### Challenge
Copy all lines below exactly as written. Leave pictures out.

--- Begin ---

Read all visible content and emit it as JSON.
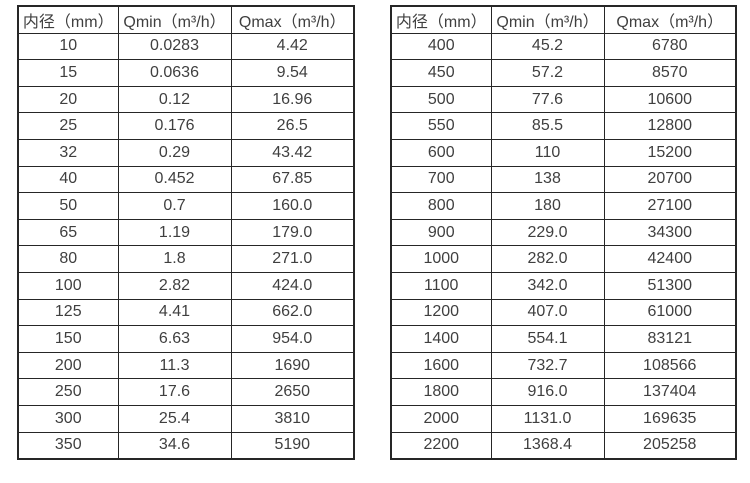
{
  "page": {
    "background_color": "#ffffff",
    "border_color": "#262626",
    "text_color": "#3f3f3f"
  },
  "left_table": {
    "headers": [
      "内径（mm）",
      "Qmin（m³/h）",
      "Qmax（m³/h）"
    ],
    "rows": [
      [
        "10",
        "0.0283",
        "4.42"
      ],
      [
        "15",
        "0.0636",
        "9.54"
      ],
      [
        "20",
        "0.12",
        "16.96"
      ],
      [
        "25",
        "0.176",
        "26.5"
      ],
      [
        "32",
        "0.29",
        "43.42"
      ],
      [
        "40",
        "0.452",
        "67.85"
      ],
      [
        "50",
        "0.7",
        "160.0"
      ],
      [
        "65",
        "1.19",
        "179.0"
      ],
      [
        "80",
        "1.8",
        "271.0"
      ],
      [
        "100",
        "2.82",
        "424.0"
      ],
      [
        "125",
        "4.41",
        "662.0"
      ],
      [
        "150",
        "6.63",
        "954.0"
      ],
      [
        "200",
        "11.3",
        "1690"
      ],
      [
        "250",
        "17.6",
        "2650"
      ],
      [
        "300",
        "25.4",
        "3810"
      ],
      [
        "350",
        "34.6",
        "5190"
      ]
    ]
  },
  "right_table": {
    "headers": [
      "内径（mm）",
      "Qmin（m³/h）",
      "Qmax（m³/h）"
    ],
    "rows": [
      [
        "400",
        "45.2",
        "6780"
      ],
      [
        "450",
        "57.2",
        "8570"
      ],
      [
        "500",
        "77.6",
        "10600"
      ],
      [
        "550",
        "85.5",
        "12800"
      ],
      [
        "600",
        "110",
        "15200"
      ],
      [
        "700",
        "138",
        "20700"
      ],
      [
        "800",
        "180",
        "27100"
      ],
      [
        "900",
        "229.0",
        "34300"
      ],
      [
        "1000",
        "282.0",
        "42400"
      ],
      [
        "1100",
        "342.0",
        "51300"
      ],
      [
        "1200",
        "407.0",
        "61000"
      ],
      [
        "1400",
        "554.1",
        "83121"
      ],
      [
        "1600",
        "732.7",
        "108566"
      ],
      [
        "1800",
        "916.0",
        "137404"
      ],
      [
        "2000",
        "1131.0",
        "169635"
      ],
      [
        "2200",
        "1368.4",
        "205258"
      ]
    ]
  }
}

--- End ---

### Worked answer
Read all visible content and emit it as JSON.
{
  "page": {
    "background_color": "#ffffff",
    "border_color": "#262626",
    "text_color": "#3f3f3f"
  },
  "left_table": {
    "headers": [
      "内径（mm）",
      "Qmin（m³/h）",
      "Qmax（m³/h）"
    ],
    "rows": [
      [
        "10",
        "0.0283",
        "4.42"
      ],
      [
        "15",
        "0.0636",
        "9.54"
      ],
      [
        "20",
        "0.12",
        "16.96"
      ],
      [
        "25",
        "0.176",
        "26.5"
      ],
      [
        "32",
        "0.29",
        "43.42"
      ],
      [
        "40",
        "0.452",
        "67.85"
      ],
      [
        "50",
        "0.7",
        "160.0"
      ],
      [
        "65",
        "1.19",
        "179.0"
      ],
      [
        "80",
        "1.8",
        "271.0"
      ],
      [
        "100",
        "2.82",
        "424.0"
      ],
      [
        "125",
        "4.41",
        "662.0"
      ],
      [
        "150",
        "6.63",
        "954.0"
      ],
      [
        "200",
        "11.3",
        "1690"
      ],
      [
        "250",
        "17.6",
        "2650"
      ],
      [
        "300",
        "25.4",
        "3810"
      ],
      [
        "350",
        "34.6",
        "5190"
      ]
    ]
  },
  "right_table": {
    "headers": [
      "内径（mm）",
      "Qmin（m³/h）",
      "Qmax（m³/h）"
    ],
    "rows": [
      [
        "400",
        "45.2",
        "6780"
      ],
      [
        "450",
        "57.2",
        "8570"
      ],
      [
        "500",
        "77.6",
        "10600"
      ],
      [
        "550",
        "85.5",
        "12800"
      ],
      [
        "600",
        "110",
        "15200"
      ],
      [
        "700",
        "138",
        "20700"
      ],
      [
        "800",
        "180",
        "27100"
      ],
      [
        "900",
        "229.0",
        "34300"
      ],
      [
        "1000",
        "282.0",
        "42400"
      ],
      [
        "1100",
        "342.0",
        "51300"
      ],
      [
        "1200",
        "407.0",
        "61000"
      ],
      [
        "1400",
        "554.1",
        "83121"
      ],
      [
        "1600",
        "732.7",
        "108566"
      ],
      [
        "1800",
        "916.0",
        "137404"
      ],
      [
        "2000",
        "1131.0",
        "169635"
      ],
      [
        "2200",
        "1368.4",
        "205258"
      ]
    ]
  }
}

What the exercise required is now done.